* begin Text section *

Isomorphic algebras of endormporphisms Let $R$ be a simple algebra, $M$ a simple $R$-module and $N$ a simple $\mathcal{M_n}(R)$-module (always considering finite dimension). Prove that $End_R(M)$ and $End_{\mathcal{M_n}(R)}(N)$ are isomorphic algebras.
I have tried to prove it as a consequence of Wedderburn-Artin theorem, but I have not got it. Could someone help me?
 A: So the main observation is that there is only one simple module (up to isomorphism) over a simple (finite-dimensional) algebra.
If $R=\mathcal{M}_k(D)$ is simple then all simple modules are isomorphic to a minimal left ideal of $R$, which in turn is isomorphic (as an $R$-module) to $D^k$, see here. Note that $D^k$ is a left $R$-module via standard matrix multiplication.
Now since $\mathcal{M}_n(R)=\mathcal{M}_{kn}(D)$ is simple as well then the same holds for it. So all that you have to prove is that $End_R(D^k)$ is isomorphic to $End_{\mathcal{M}_n(R)}(D^{kn})$.
This can be simplified by proving the following:

Lemma. For any associative unital algebra $D$ and any $n$ we have an isomorphism of algebras $End_{\mathcal{M}_{n}(D)}(D^n)\simeq D^{op}$ where $D^{op}$ is the algebra created from $D$ by reversing multiplication.

Proof. If $f:D^n\to D^n$ is a $\mathcal{M}_n(D)$ endomorphism then
$$f\left(\begin{matrix}
x_1 \\
x_2 \\
\vdots \\
x_n
\end{matrix}\right)=
\left(\begin{matrix}
x_1 & 0 & \cdots & 0 \\
x_2 & 0 & \cdots & 0 \\
\vdots & \vdots & \ddots & \vdots \\
x_n & 0 & \cdots & 0 \\
\end{matrix}\right)
f\left(\begin{matrix}
1 \\
0 \\
\vdots \\
0
\end{matrix}\right)

* end Text section *
* begin Information shown *

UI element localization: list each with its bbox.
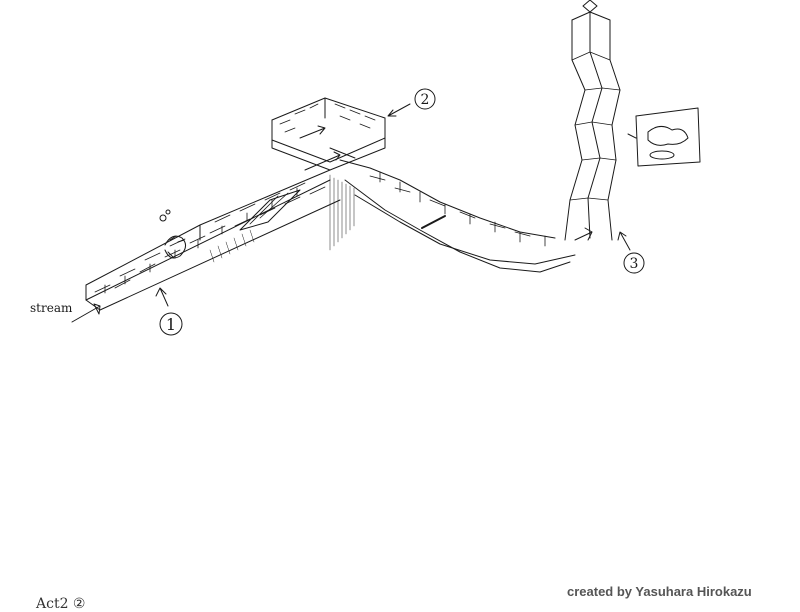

* end Information shown *

- Task set -
1: Copy the part of the endomorphism algebra thread between "Isomorphic algebras of" and "simple (finite-dimensional) algebra.", inclusive.
2: In the endomorphism algebra thread, which theorem did the asker try to base a proof on?
3: List every object that the opening problem of the endomorphism algebra thread introduces with "Let", along with what each one is.
The data isn't needed for this.

- Results for the exercise -
1:
Isomorphic algebras of endormporphisms Let $R$ be a simple algebra, $M$ a simple $R$-module and $N$ a simple $\mathcal{M_n}(R)$-module (always considering finite dimension). Prove that $End_R(M)$ and $End_{\mathcal{M_n}(R)}(N)$ are isomorphic algebras.
I have tried to prove it as a consequence of Wedderburn-Artin theorem, but I have not got it. Could someone help me?
 A: So the main observation is that there is only one simple module (up to isomorphism) over a simple (finite-dimensional) algebra.

2: The Wedderburn-Artin theorem.

3:
- $R$, a simple algebra
- $M$, a simple $R$-module
- $N$, a simple $\mathcal{M_n}(R)$-module